--- Begin Supplied entries ---
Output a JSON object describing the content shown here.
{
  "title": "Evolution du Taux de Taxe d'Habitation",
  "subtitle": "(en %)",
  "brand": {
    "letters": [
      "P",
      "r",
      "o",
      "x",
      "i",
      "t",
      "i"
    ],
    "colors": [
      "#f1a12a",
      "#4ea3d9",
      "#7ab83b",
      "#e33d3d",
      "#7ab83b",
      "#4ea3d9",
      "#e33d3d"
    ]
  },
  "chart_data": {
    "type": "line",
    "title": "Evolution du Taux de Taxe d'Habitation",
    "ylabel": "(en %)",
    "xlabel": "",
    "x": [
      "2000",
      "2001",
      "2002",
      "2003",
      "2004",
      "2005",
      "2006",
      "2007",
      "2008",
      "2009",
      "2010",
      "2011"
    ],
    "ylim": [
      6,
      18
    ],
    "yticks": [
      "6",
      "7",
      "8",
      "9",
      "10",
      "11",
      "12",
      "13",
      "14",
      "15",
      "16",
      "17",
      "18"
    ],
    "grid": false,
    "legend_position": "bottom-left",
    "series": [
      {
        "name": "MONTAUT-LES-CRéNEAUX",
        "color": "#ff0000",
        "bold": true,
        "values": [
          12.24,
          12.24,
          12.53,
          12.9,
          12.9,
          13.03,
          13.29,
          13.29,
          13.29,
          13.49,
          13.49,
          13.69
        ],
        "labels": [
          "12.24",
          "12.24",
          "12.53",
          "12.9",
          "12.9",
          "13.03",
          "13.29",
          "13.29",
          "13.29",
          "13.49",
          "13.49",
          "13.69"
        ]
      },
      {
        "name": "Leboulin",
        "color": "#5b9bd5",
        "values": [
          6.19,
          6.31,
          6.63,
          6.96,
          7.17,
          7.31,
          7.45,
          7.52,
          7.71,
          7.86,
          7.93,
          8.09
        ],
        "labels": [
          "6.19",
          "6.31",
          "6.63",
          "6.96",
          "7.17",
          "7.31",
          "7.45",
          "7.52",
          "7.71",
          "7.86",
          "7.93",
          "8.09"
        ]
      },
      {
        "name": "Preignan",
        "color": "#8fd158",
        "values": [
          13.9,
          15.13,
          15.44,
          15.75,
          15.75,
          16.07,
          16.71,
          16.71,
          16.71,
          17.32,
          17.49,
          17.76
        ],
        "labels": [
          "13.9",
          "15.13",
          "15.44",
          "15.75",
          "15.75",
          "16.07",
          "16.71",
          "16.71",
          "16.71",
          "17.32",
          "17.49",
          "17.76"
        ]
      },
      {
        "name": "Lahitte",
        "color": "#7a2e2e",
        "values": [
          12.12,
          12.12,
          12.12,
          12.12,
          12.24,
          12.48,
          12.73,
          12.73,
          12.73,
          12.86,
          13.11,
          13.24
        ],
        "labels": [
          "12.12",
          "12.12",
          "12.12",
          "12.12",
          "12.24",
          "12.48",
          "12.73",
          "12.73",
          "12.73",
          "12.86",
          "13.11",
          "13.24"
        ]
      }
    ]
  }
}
--- End Supplied entries ---
§ **Given exercise**
Read the lines above. Gather those in which the string "Taux" is found.

§ **Response**
  "title": "Evolution du Taux de Taxe d'Habitation",
    "title": "Evolution du Taux de Taxe d'Habitation",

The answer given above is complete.